-- begin Supplied information --

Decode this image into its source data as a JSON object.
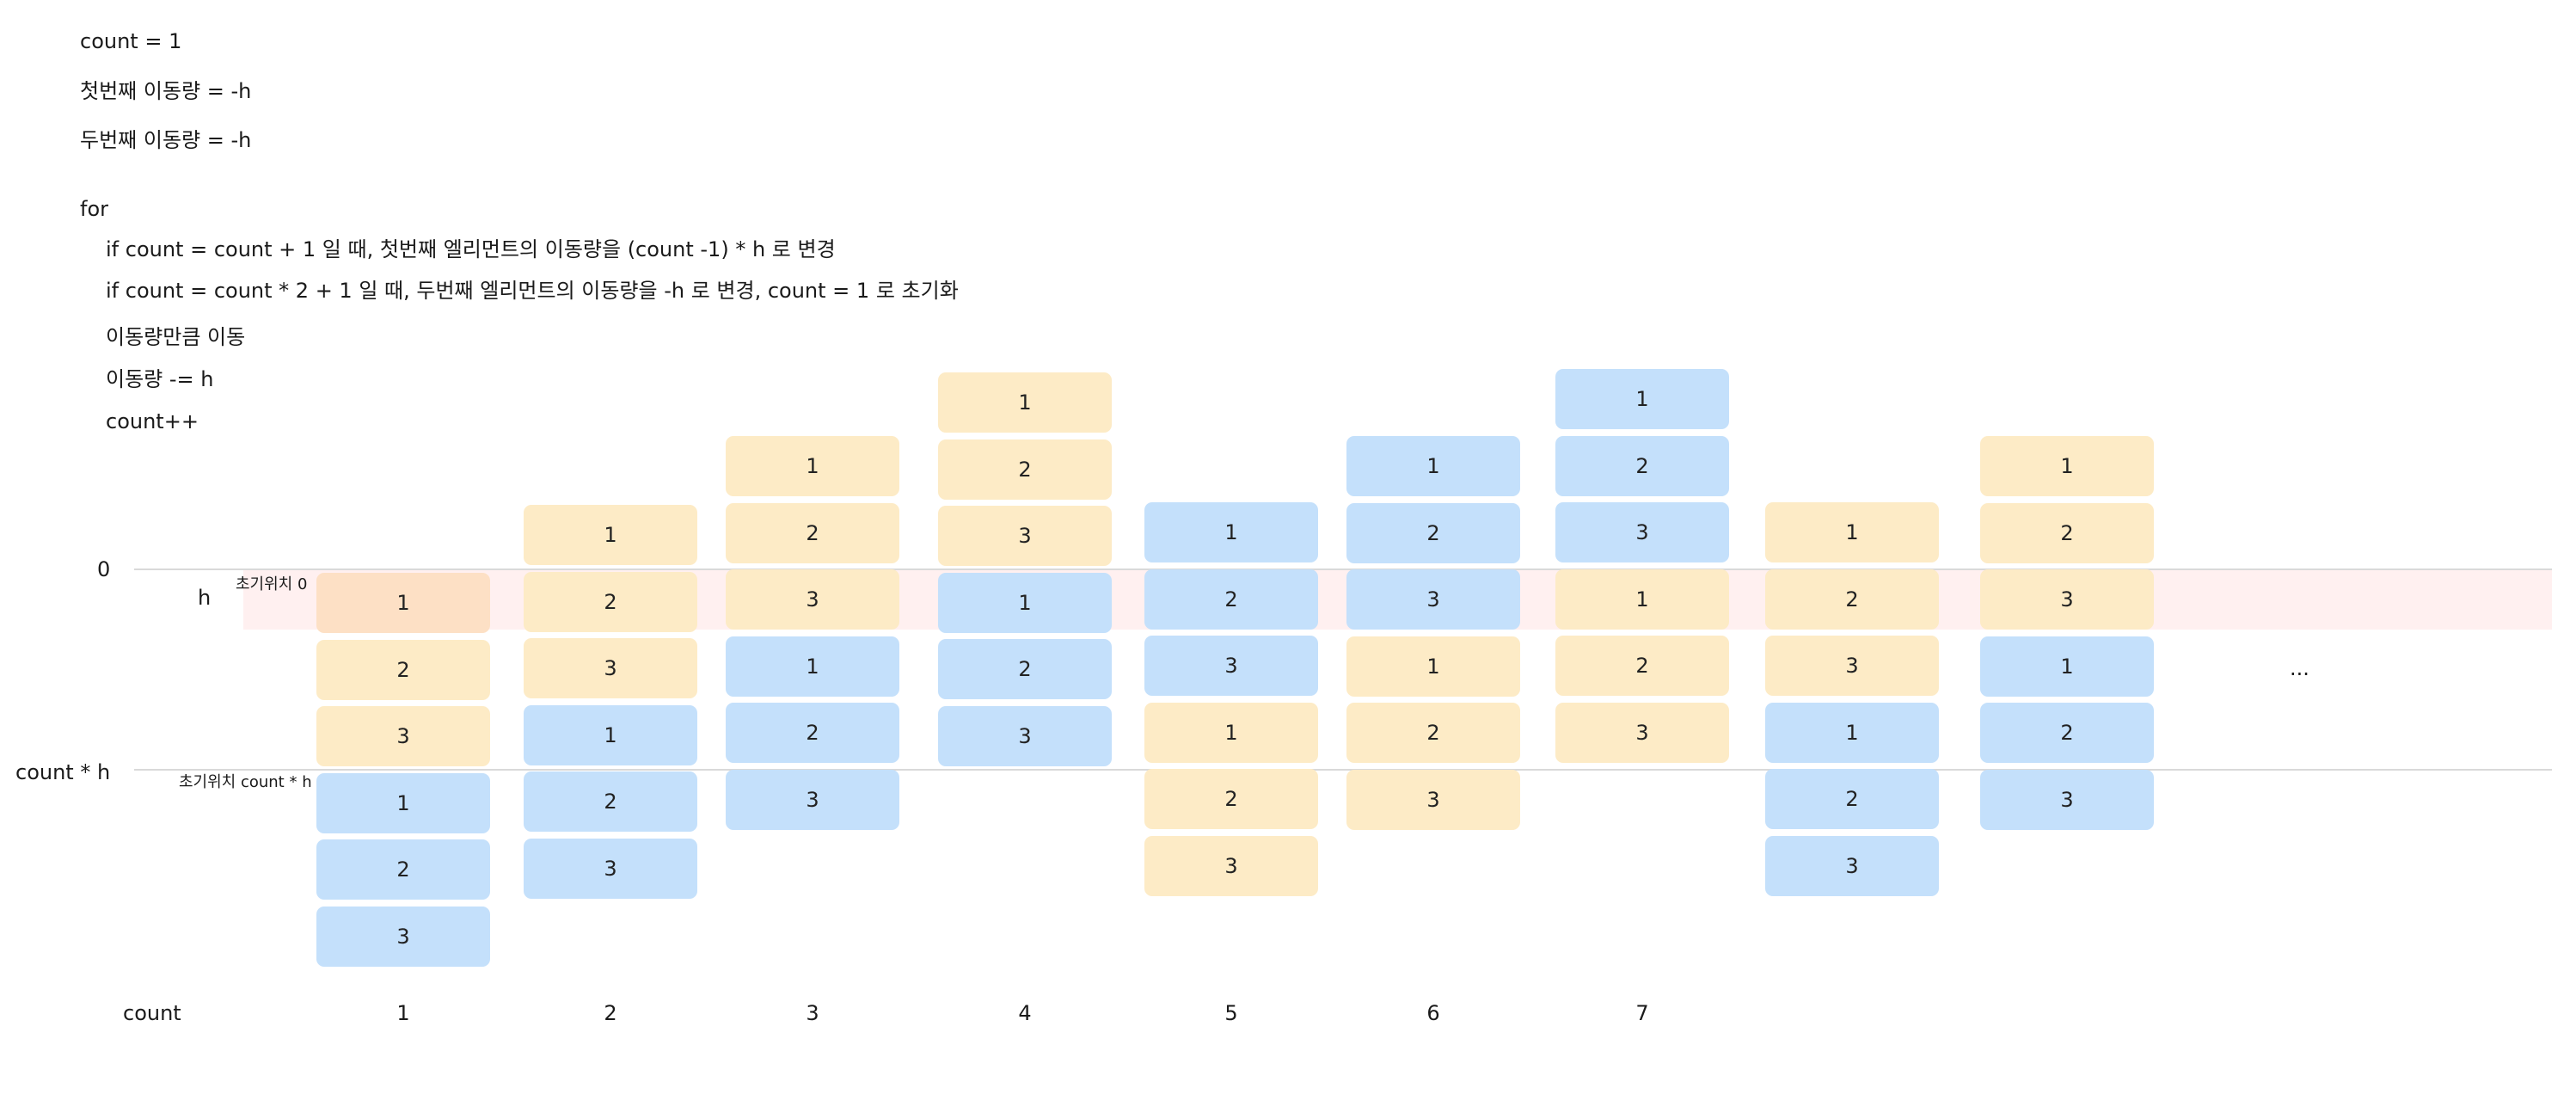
{
  "code": {
    "lines": [
      "count = 1",
      "첫번째 이동량 = -h",
      "두번째 이동량 = -h",
      "for",
      "if count = count + 1  일 때, 첫번째 엘리먼트의 이동량을 (count -1) * h  로 변경",
      "if count = count * 2 + 1 일 때, 두번째 엘리먼트의 이동량을 -h 로 변경, count = 1 로 초기화",
      "이동량만큼 이동",
      "이동량 -= h",
      "count++"
    ]
  },
  "axis": {
    "zero_label": "0",
    "h_label": "h",
    "count_h_label": "count  * h",
    "initial_zero_label": "초기위치 0",
    "initial_count_h_label": "초기위치 count * h",
    "count_row_label": "count",
    "ellipsis": "..."
  },
  "columns": [
    {
      "count": "1",
      "boxes": [
        {
          "label": "1",
          "color": "#fde0c5"
        },
        {
          "label": "2",
          "color": "#fdebc6"
        },
        {
          "label": "3",
          "color": "#fdebc6"
        },
        {
          "label": "1",
          "color": "#c4e0fb"
        },
        {
          "label": "2",
          "color": "#c4e0fb"
        },
        {
          "label": "3",
          "color": "#c4e0fb"
        }
      ]
    },
    {
      "count": "2",
      "boxes": [
        {
          "label": "1",
          "color": "#fdebc6"
        },
        {
          "label": "2",
          "color": "#fdebc6"
        },
        {
          "label": "3",
          "color": "#fdebc6"
        },
        {
          "label": "1",
          "color": "#c4e0fb"
        },
        {
          "label": "2",
          "color": "#c4e0fb"
        },
        {
          "label": "3",
          "color": "#c4e0fb"
        }
      ]
    },
    {
      "count": "3",
      "boxes": [
        {
          "label": "1",
          "color": "#fdebc6"
        },
        {
          "label": "2",
          "color": "#fdebc6"
        },
        {
          "label": "3",
          "color": "#fdebc6"
        },
        {
          "label": "1",
          "color": "#c4e0fb"
        },
        {
          "label": "2",
          "color": "#c4e0fb"
        },
        {
          "label": "3",
          "color": "#c4e0fb"
        }
      ]
    },
    {
      "count": "4",
      "boxes": [
        {
          "label": "1",
          "color": "#fdebc6"
        },
        {
          "label": "2",
          "color": "#fdebc6"
        },
        {
          "label": "3",
          "color": "#fdebc6"
        },
        {
          "label": "1",
          "color": "#c4e0fb"
        },
        {
          "label": "2",
          "color": "#c4e0fb"
        },
        {
          "label": "3",
          "color": "#c4e0fb"
        }
      ]
    },
    {
      "count": "5",
      "boxes": [
        {
          "label": "1",
          "color": "#c4e0fb"
        },
        {
          "label": "2",
          "color": "#c4e0fb"
        },
        {
          "label": "3",
          "color": "#c4e0fb"
        },
        {
          "label": "1",
          "color": "#fdebc6"
        },
        {
          "label": "2",
          "color": "#fdebc6"
        },
        {
          "label": "3",
          "color": "#fdebc6"
        }
      ]
    },
    {
      "count": "6",
      "boxes": [
        {
          "label": "1",
          "color": "#c4e0fb"
        },
        {
          "label": "2",
          "color": "#c4e0fb"
        },
        {
          "label": "3",
          "color": "#c4e0fb"
        },
        {
          "label": "1",
          "color": "#fdebc6"
        },
        {
          "label": "2",
          "color": "#fdebc6"
        },
        {
          "label": "3",
          "color": "#fdebc6"
        }
      ]
    },
    {
      "count": "7",
      "boxes": [
        {
          "label": "1",
          "color": "#c4e0fb"
        },
        {
          "label": "2",
          "color": "#c4e0fb"
        },
        {
          "label": "3",
          "color": "#c4e0fb"
        },
        {
          "label": "1",
          "color": "#fdebc6"
        },
        {
          "label": "2",
          "color": "#fdebc6"
        },
        {
          "label": "3",
          "color": "#fdebc6"
        }
      ]
    },
    {
      "count": "",
      "boxes": [
        {
          "label": "1",
          "color": "#fdebc6"
        },
        {
          "label": "2",
          "color": "#fdebc6"
        },
        {
          "label": "3",
          "color": "#fdebc6"
        },
        {
          "label": "1",
          "color": "#c4e0fb"
        },
        {
          "label": "2",
          "color": "#c4e0fb"
        },
        {
          "label": "3",
          "color": "#c4e0fb"
        }
      ]
    },
    {
      "count": "",
      "boxes": [
        {
          "label": "1",
          "color": "#fdebc6"
        },
        {
          "label": "2",
          "color": "#fdebc6"
        },
        {
          "label": "3",
          "color": "#fdebc6"
        },
        {
          "label": "1",
          "color": "#c4e0fb"
        },
        {
          "label": "2",
          "color": "#c4e0fb"
        },
        {
          "label": "3",
          "color": "#c4e0fb"
        }
      ]
    }
  ],
  "colors": {
    "yellow": "#fdebc6",
    "blue": "#c4e0fb",
    "highlight": "#fde0c5",
    "band": "#fff0f0",
    "line": "#d9d9d9"
  }
}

-- end Supplied information --

- _Task objective_
Select the lines from the entries that include the word "이동량을".

- _Answer to the problem_
      "if count = count + 1  일 때, 첫번째 엘리먼트의 이동량을 (count -1) * h  로 변경",
      "if count = count * 2 + 1 일 때, 두번째 엘리먼트의 이동량을 -h 로 변경, count = 1 로 초기화",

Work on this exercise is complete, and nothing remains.